REQUIRED TASK:
Extract all lines from the data beneath that include the word "питания".

(Excerpt from a dataset)
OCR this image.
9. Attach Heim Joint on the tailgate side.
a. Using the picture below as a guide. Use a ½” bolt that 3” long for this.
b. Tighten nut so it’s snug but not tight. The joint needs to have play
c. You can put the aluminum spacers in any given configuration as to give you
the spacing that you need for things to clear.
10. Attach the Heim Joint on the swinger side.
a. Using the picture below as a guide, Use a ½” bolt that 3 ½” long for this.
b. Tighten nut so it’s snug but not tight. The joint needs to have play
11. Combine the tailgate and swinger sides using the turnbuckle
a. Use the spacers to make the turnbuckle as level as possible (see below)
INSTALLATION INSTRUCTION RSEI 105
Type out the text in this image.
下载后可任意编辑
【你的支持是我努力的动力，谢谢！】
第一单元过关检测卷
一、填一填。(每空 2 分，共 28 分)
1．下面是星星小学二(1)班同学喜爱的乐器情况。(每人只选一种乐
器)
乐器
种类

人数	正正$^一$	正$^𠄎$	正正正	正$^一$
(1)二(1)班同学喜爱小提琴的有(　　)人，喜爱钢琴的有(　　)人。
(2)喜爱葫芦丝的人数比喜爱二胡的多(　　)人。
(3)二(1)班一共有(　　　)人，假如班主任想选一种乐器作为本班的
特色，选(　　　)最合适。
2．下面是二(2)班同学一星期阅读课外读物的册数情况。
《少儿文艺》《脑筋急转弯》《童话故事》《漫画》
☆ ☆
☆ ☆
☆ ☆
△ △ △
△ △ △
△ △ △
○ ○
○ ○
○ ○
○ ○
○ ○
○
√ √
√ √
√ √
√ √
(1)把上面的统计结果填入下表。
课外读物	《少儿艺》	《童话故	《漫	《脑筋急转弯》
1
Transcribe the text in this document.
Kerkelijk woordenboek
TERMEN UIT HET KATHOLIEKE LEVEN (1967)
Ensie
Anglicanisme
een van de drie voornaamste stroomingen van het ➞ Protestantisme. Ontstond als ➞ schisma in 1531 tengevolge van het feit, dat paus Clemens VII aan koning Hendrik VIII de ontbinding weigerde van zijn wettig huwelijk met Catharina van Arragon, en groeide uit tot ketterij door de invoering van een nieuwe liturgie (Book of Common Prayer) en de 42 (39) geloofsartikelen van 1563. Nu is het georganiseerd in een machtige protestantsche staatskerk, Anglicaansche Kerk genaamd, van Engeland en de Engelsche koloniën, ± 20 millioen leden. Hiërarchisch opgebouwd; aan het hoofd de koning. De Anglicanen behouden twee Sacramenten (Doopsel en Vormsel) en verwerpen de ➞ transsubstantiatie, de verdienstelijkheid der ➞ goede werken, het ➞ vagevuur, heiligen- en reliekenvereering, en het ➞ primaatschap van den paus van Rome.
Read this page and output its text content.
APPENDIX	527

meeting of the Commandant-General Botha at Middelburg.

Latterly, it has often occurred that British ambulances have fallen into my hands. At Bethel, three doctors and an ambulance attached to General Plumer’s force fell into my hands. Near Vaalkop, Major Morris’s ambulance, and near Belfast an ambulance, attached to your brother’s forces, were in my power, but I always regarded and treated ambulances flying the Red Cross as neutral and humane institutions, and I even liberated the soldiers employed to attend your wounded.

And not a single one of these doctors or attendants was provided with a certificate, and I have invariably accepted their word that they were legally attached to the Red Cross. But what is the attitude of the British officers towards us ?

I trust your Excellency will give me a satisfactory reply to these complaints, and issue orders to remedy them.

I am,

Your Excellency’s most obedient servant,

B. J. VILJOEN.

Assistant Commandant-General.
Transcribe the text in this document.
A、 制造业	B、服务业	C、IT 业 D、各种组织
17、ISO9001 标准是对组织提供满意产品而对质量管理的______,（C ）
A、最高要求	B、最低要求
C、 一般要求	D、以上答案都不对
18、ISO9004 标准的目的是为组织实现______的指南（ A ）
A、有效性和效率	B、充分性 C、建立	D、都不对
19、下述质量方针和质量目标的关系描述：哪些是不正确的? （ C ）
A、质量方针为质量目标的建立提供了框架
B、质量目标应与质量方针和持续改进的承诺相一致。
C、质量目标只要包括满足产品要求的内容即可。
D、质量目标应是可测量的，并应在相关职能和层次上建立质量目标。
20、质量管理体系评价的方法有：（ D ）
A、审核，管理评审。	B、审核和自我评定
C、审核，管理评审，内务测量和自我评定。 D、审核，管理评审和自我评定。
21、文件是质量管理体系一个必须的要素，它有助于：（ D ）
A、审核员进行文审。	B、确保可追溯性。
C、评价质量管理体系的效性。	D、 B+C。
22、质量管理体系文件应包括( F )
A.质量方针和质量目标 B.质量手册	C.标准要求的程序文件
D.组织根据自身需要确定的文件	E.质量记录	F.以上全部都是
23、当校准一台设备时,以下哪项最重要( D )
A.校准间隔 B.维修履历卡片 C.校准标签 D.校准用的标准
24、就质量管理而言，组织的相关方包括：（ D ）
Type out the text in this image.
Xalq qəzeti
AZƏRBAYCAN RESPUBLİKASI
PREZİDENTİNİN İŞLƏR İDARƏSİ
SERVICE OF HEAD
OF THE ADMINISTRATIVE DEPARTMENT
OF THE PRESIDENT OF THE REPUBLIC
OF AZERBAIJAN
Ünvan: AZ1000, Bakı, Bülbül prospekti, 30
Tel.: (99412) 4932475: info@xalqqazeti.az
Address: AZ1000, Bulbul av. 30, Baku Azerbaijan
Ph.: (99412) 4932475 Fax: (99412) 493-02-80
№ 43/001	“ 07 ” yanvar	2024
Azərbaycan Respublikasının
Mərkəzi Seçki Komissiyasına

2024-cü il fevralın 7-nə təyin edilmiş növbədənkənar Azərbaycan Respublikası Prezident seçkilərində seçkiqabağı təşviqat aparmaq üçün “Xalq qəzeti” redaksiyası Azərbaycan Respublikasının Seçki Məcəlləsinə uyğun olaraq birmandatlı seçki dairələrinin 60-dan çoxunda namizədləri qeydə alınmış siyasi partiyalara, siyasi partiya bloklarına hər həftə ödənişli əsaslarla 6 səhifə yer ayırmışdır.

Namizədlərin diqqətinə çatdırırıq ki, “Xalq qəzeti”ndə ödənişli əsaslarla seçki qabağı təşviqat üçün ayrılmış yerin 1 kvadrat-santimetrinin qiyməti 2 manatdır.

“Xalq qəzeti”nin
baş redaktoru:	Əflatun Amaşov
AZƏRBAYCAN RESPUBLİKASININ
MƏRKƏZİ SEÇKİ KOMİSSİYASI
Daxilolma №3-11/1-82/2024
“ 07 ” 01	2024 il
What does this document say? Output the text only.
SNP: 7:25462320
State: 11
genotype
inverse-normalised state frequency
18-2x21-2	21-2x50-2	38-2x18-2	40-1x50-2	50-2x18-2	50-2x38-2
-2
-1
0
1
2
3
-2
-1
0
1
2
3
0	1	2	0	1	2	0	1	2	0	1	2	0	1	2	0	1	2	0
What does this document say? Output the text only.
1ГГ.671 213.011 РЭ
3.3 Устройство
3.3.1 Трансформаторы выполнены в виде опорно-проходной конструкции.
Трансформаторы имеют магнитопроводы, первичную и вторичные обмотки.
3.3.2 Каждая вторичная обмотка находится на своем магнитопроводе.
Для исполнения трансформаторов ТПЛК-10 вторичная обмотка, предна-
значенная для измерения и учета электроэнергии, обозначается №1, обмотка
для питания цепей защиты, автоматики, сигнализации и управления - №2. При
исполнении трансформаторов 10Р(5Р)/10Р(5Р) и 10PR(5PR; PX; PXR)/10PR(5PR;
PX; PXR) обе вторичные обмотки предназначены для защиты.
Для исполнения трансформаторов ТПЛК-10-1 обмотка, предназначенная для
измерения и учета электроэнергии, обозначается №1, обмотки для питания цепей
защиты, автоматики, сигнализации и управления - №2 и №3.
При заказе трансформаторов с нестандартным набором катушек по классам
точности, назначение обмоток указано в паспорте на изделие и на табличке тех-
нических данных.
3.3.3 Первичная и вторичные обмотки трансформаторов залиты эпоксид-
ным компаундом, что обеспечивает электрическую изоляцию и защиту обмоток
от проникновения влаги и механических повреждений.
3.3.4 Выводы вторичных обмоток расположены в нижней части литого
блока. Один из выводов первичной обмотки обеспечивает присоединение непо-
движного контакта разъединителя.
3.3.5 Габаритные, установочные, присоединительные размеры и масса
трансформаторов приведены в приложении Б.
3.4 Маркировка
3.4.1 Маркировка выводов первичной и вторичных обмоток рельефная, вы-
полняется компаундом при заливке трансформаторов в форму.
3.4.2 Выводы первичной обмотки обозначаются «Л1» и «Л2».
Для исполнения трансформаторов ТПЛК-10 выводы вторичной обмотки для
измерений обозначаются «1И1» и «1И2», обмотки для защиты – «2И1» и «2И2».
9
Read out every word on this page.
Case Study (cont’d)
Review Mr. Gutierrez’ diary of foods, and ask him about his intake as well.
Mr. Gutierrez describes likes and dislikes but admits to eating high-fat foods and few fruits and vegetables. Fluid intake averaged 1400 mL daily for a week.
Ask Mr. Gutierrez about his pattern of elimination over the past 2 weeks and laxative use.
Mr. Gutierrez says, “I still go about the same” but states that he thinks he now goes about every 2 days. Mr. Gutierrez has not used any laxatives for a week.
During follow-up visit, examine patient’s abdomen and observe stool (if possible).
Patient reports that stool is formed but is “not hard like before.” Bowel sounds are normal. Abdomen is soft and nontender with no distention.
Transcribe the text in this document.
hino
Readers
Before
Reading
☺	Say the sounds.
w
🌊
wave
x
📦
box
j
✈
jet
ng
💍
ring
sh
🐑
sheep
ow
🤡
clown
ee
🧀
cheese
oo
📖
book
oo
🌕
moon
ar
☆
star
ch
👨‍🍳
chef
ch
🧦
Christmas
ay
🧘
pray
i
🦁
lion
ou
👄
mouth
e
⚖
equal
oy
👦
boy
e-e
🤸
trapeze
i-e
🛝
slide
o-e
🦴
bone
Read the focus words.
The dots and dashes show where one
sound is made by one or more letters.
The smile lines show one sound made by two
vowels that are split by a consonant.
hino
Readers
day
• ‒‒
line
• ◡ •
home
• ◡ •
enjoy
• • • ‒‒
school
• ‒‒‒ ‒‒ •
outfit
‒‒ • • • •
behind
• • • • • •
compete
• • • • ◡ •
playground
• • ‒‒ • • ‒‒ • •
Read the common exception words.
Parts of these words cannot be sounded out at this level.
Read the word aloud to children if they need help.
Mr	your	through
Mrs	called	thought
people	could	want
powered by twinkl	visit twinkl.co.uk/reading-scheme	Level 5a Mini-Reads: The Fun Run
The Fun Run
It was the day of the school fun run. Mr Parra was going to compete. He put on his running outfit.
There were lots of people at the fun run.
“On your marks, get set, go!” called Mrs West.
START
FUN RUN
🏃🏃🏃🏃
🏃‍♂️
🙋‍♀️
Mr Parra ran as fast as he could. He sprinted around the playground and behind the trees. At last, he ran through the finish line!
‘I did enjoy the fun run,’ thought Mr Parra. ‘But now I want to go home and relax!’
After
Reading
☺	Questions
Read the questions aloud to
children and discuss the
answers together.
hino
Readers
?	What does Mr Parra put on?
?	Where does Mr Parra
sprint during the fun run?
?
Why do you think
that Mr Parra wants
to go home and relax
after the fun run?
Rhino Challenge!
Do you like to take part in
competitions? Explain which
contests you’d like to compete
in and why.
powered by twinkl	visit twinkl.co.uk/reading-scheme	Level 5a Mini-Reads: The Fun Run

REPLY TO THE TASK:
для питания цепей защиты, автоматики, сигнализации и управления - №2. При
измерения и учета электроэнергии, обозначается №1, обмотки для питания цепей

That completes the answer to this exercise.